- [Your goal]:
Quote, exactly, the line holding "Extract the structured" and all lines after it to the end of the records below. Exclude pictures.

- [Data for this task]:
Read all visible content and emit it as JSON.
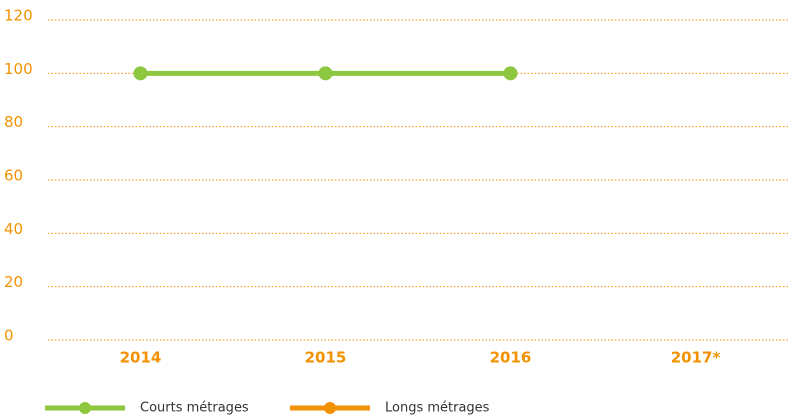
{
  "chart_data": {
    "type": "line",
    "categories": [
      "2014",
      "2015",
      "2016",
      "2017*"
    ],
    "series": [
      {
        "name": "Courts métrages",
        "color": "#8dc63f",
        "values": [
          100,
          100,
          100,
          null
        ]
      },
      {
        "name": "Longs métrages",
        "color": "#f39200",
        "values": [
          null,
          null,
          null,
          null
        ]
      }
    ],
    "ylim": [
      0,
      120
    ],
    "yticks": [
      0,
      20,
      40,
      60,
      80,
      100,
      120
    ],
    "grid": true,
    "grid_color": "#f39200"
  }
}
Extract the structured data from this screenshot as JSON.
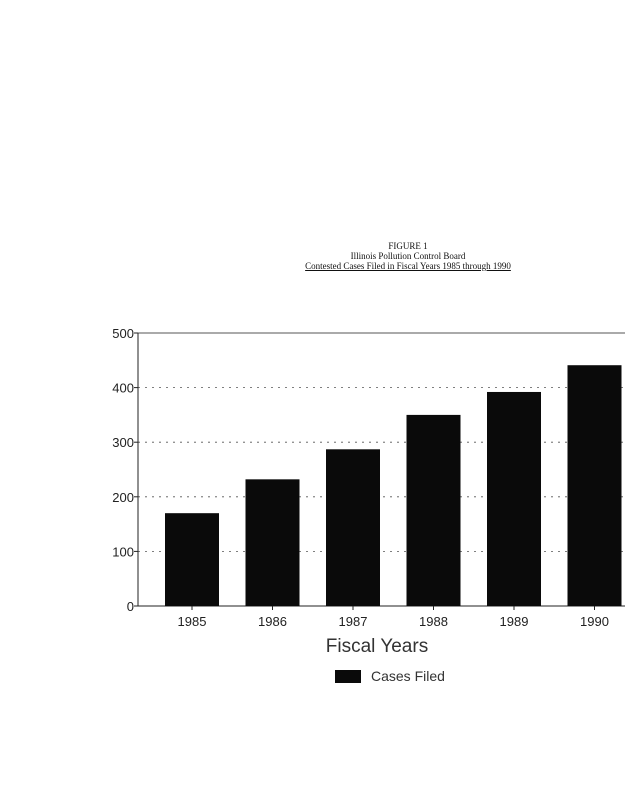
{
  "header": {
    "figure_label": "FIGURE 1",
    "title": "Illinois Pollution Control Board",
    "subtitle": "Contested Cases Filed in Fiscal Years 1985 through 1990"
  },
  "chart_data": {
    "type": "bar",
    "categories": [
      "1985",
      "1986",
      "1987",
      "1988",
      "1989",
      "1990"
    ],
    "series": [
      {
        "name": "Cases Filed",
        "values": [
          170,
          232,
          287,
          350,
          392,
          441
        ]
      }
    ],
    "xlabel": "Fiscal Years",
    "ylabel": "",
    "ylim": [
      0,
      500
    ],
    "yticks": [
      0,
      100,
      200,
      300,
      400,
      500
    ],
    "ytick_labels": [
      "0",
      "100",
      "200",
      "300",
      "400",
      "500"
    ],
    "grid": true,
    "legend_position": "bottom",
    "bar_color": "#0a0a0a"
  }
}
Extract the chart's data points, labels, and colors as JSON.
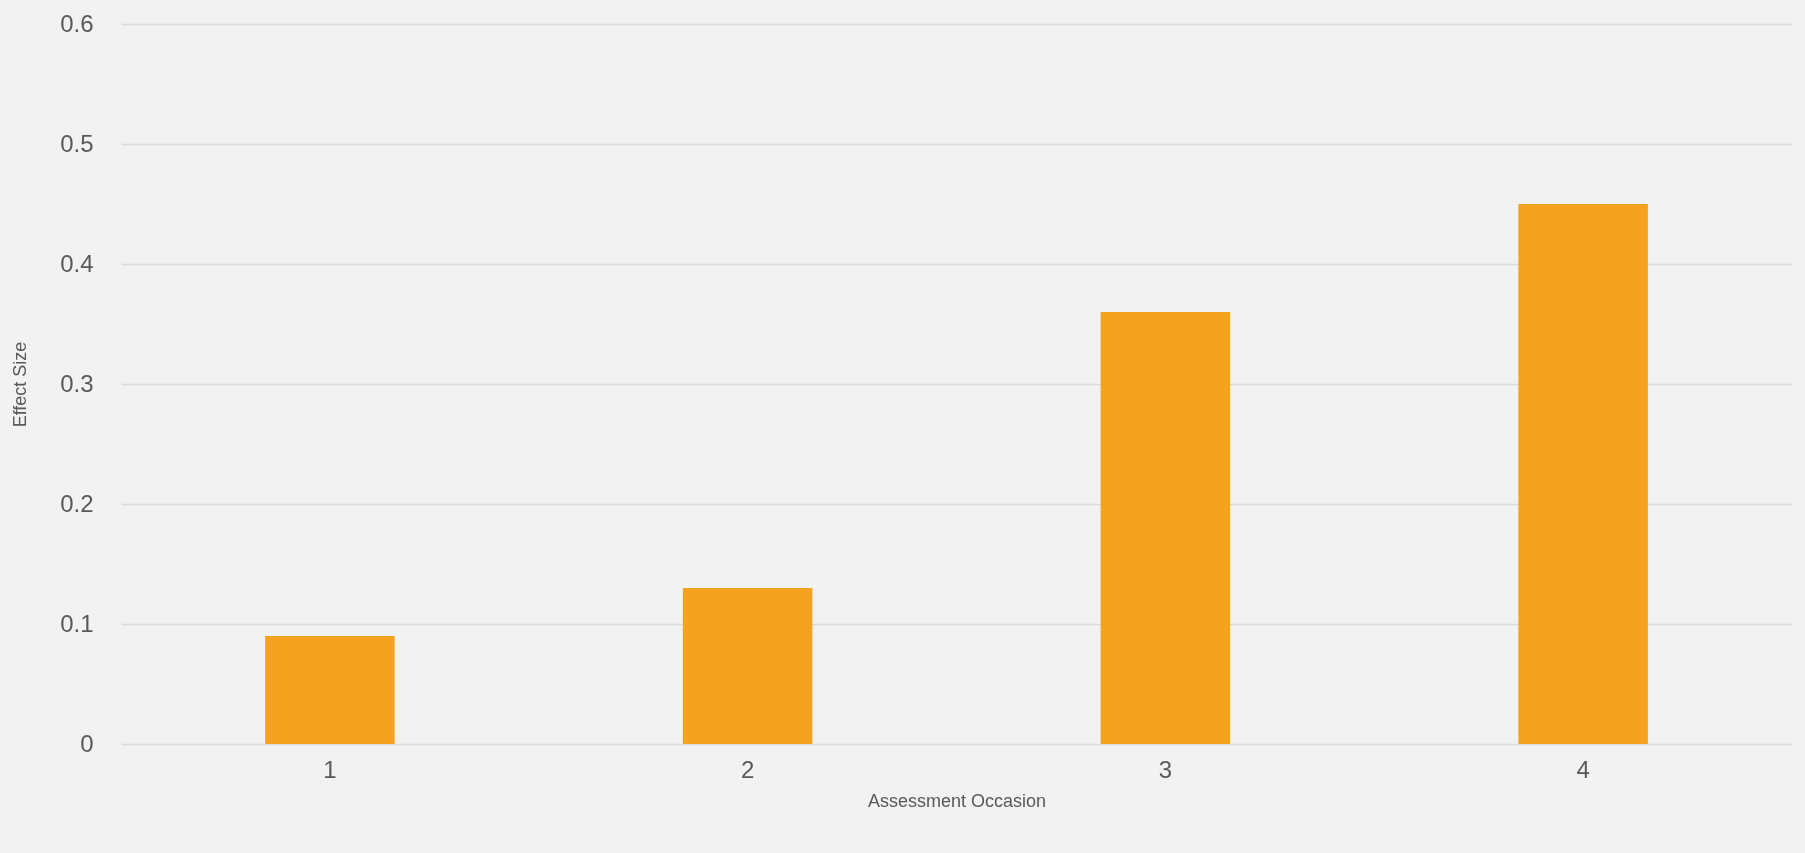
{
  "chart_data": {
    "type": "bar",
    "xlabel": "Assessment Occasion",
    "ylabel": "Effect Size",
    "categories": [
      "1",
      "2",
      "3",
      "4"
    ],
    "values": [
      0.09,
      0.13,
      0.36,
      0.45
    ],
    "color": "#f5a31f",
    "ylim": [
      0,
      0.6
    ],
    "yticks": [
      0,
      0.1,
      0.2,
      0.3,
      0.4,
      0.5,
      0.6
    ],
    "grid": "y"
  }
}
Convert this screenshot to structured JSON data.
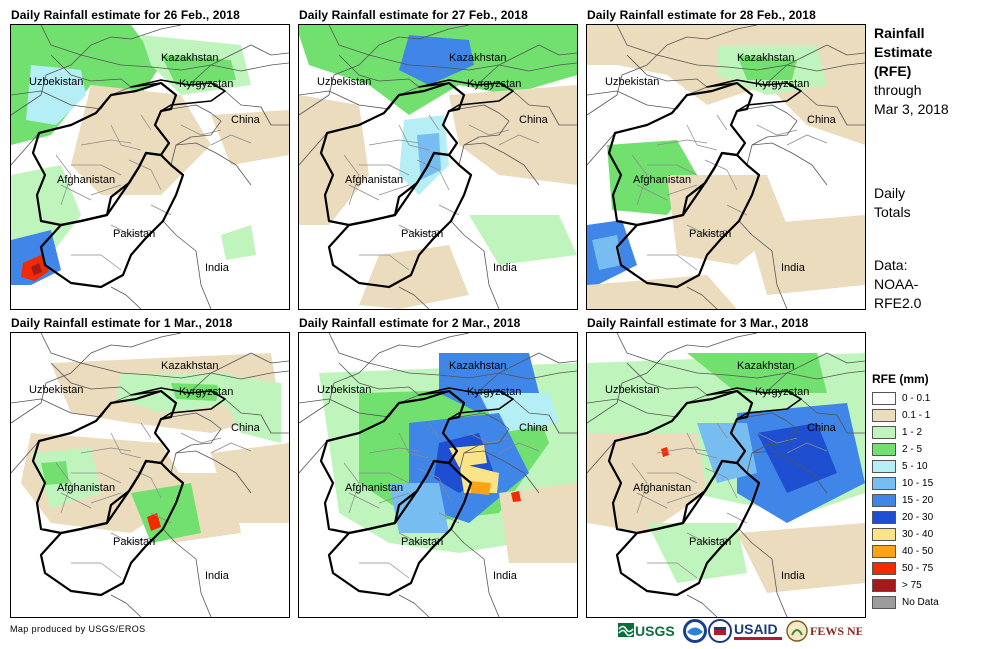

- [Final result]:
Extract the structured data from this screenshot as JSON.
{
  "header": {
    "figure_label": "FIGURE 1",
    "title": "Illinois Pollution Control Board",
    "subtitle": "Contested Cases Filed in Fiscal Years 1985 through 1990"
  },
  "chart_data": {
    "type": "bar",
    "categories": [
      "1985",
      "1986",
      "1987",
      "1988",
      "1989",
      "1990"
    ],
    "series": [
      {
        "name": "Cases Filed",
        "values": [
          170,
          232,
          287,
          350,
          392,
          441
        ]
      }
    ],
    "xlabel": "Fiscal Years",
    "ylabel": "",
    "ylim": [
      0,
      500
    ],
    "yticks": [
      0,
      100,
      200,
      300,
      400,
      500
    ],
    "ytick_labels": [
      "0",
      "100",
      "200",
      "300",
      "400",
      "500"
    ],
    "grid": true,
    "legend_position": "bottom",
    "bar_color": "#0a0a0a"
  }
}
Extract the chart's data points, labels, and colors as JSON.
{
  "chart_data": {
    "type": "bar",
    "xlabel": "Assessment Occasion",
    "ylabel": "Effect Size",
    "categories": [
      "1",
      "2",
      "3",
      "4"
    ],
    "values": [
      0.09,
      0.13,
      0.36,
      0.45
    ],
    "color": "#f5a31f",
    "ylim": [
      0,
      0.6
    ],
    "yticks": [
      0,
      0.1,
      0.2,
      0.3,
      0.4,
      0.5,
      0.6
    ],
    "grid": "y"
  }
}
Convert this screenshot to structured JSON data.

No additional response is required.